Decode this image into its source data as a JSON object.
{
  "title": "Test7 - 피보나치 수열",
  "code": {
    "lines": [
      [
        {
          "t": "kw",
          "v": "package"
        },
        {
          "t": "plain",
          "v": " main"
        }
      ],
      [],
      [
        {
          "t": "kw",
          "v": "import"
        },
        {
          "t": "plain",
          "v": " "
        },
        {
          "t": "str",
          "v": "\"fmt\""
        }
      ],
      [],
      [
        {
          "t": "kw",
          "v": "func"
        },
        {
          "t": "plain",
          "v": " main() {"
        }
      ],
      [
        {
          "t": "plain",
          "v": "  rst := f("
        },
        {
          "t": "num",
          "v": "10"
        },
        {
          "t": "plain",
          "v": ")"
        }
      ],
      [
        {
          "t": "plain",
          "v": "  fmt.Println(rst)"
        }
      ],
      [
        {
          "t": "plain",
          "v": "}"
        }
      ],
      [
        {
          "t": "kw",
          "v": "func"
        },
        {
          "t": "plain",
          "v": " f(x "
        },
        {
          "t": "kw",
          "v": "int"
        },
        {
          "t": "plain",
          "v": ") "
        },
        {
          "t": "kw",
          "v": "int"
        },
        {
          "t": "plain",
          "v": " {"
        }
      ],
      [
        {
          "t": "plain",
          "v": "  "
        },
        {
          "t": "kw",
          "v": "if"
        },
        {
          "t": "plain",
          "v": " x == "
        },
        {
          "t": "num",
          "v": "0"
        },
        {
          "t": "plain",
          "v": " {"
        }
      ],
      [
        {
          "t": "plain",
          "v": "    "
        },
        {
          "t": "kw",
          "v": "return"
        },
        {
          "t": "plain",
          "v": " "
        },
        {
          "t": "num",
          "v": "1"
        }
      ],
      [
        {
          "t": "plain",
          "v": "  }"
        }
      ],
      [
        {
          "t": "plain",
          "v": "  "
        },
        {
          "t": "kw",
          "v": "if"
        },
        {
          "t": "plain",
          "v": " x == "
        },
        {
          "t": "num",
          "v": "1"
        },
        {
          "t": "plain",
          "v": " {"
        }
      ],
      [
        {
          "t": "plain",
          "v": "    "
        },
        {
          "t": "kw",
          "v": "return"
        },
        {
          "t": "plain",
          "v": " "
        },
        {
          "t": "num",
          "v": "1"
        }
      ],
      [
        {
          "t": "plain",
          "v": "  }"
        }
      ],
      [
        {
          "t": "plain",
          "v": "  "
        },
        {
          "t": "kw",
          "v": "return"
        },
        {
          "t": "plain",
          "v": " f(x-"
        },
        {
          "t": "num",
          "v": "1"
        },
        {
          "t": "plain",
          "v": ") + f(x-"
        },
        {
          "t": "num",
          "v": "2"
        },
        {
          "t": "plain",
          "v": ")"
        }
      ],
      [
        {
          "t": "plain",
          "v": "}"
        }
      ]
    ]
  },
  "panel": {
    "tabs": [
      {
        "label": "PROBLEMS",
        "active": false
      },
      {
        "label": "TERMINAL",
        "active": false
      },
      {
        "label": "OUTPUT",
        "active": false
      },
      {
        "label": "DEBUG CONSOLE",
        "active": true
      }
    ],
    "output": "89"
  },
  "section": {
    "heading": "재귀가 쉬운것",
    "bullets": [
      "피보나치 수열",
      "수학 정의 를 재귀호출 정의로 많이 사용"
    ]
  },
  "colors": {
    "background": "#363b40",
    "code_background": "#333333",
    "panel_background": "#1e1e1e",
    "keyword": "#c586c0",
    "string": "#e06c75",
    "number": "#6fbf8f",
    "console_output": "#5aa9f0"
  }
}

◆ ◆ ◆ ◆ ◆

**What to do**
Set all of the entries down again, exactly as they were given.

**Task output**
Decode this image into its source data as a JSON object.
{
  "title": "Test7 - 피보나치 수열",
  "code": {
    "lines": [
      [
        {
          "t": "kw",
          "v": "package"
        },
        {
          "t": "plain",
          "v": " main"
        }
      ],
      [],
      [
        {
          "t": "kw",
          "v": "import"
        },
        {
          "t": "plain",
          "v": " "
        },
        {
          "t": "str",
          "v": "\"fmt\""
        }
      ],
      [],
      [
        {
          "t": "kw",
          "v": "func"
        },
        {
          "t": "plain",
          "v": " main() {"
        }
      ],
      [
        {
          "t": "plain",
          "v": "  rst := f("
        },
        {
          "t": "num",
          "v": "10"
        },
        {
          "t": "plain",
          "v": ")"
        }
      ],
      [
        {
          "t": "plain",
          "v": "  fmt.Println(rst)"
        }
      ],
      [
        {
          "t": "plain",
          "v": "}"
        }
      ],
      [
        {
          "t": "kw",
          "v": "func"
        },
        {
          "t": "plain",
          "v": " f(x "
        },
        {
          "t": "kw",
          "v": "int"
        },
        {
          "t": "plain",
          "v": ") "
        },
        {
          "t": "kw",
          "v": "int"
        },
        {
          "t": "plain",
          "v": " {"
        }
      ],
      [
        {
          "t": "plain",
          "v": "  "
        },
        {
          "t": "kw",
          "v": "if"
        },
        {
          "t": "plain",
          "v": " x == "
        },
        {
          "t": "num",
          "v": "0"
        },
        {
          "t": "plain",
          "v": " {"
        }
      ],
      [
        {
          "t": "plain",
          "v": "    "
        },
        {
          "t": "kw",
          "v": "return"
        },
        {
          "t": "plain",
          "v": " "
        },
        {
          "t": "num",
          "v": "1"
        }
      ],
      [
        {
          "t": "plain",
          "v": "  }"
        }
      ],
      [
        {
          "t": "plain",
          "v": "  "
        },
        {
          "t": "kw",
          "v": "if"
        },
        {
          "t": "plain",
          "v": " x == "
        },
        {
          "t": "num",
          "v": "1"
        },
        {
          "t": "plain",
          "v": " {"
        }
      ],
      [
        {
          "t": "plain",
          "v": "    "
        },
        {
          "t": "kw",
          "v": "return"
        },
        {
          "t": "plain",
          "v": " "
        },
        {
          "t": "num",
          "v": "1"
        }
      ],
      [
        {
          "t": "plain",
          "v": "  }"
        }
      ],
      [
        {
          "t": "plain",
          "v": "  "
        },
        {
          "t": "kw",
          "v": "return"
        },
        {
          "t": "plain",
          "v": " f(x-"
        },
        {
          "t": "num",
          "v": "1"
        },
        {
          "t": "plain",
          "v": ") + f(x-"
        },
        {
          "t": "num",
          "v": "2"
        },
        {
          "t": "plain",
          "v": ")"
        }
      ],
      [
        {
          "t": "plain",
          "v": "}"
        }
      ]
    ]
  },
  "panel": {
    "tabs": [
      {
        "label": "PROBLEMS",
        "active": false
      },
      {
        "label": "TERMINAL",
        "active": false
      },
      {
        "label": "OUTPUT",
        "active": false
      },
      {
        "label": "DEBUG CONSOLE",
        "active": true
      }
    ],
    "output": "89"
  },
  "section": {
    "heading": "재귀가 쉬운것",
    "bullets": [
      "피보나치 수열",
      "수학 정의 를 재귀호출 정의로 많이 사용"
    ]
  },
  "colors": {
    "background": "#363b40",
    "code_background": "#333333",
    "panel_background": "#1e1e1e",
    "keyword": "#c586c0",
    "string": "#e06c75",
    "number": "#6fbf8f",
    "console_output": "#5aa9f0"
  }
}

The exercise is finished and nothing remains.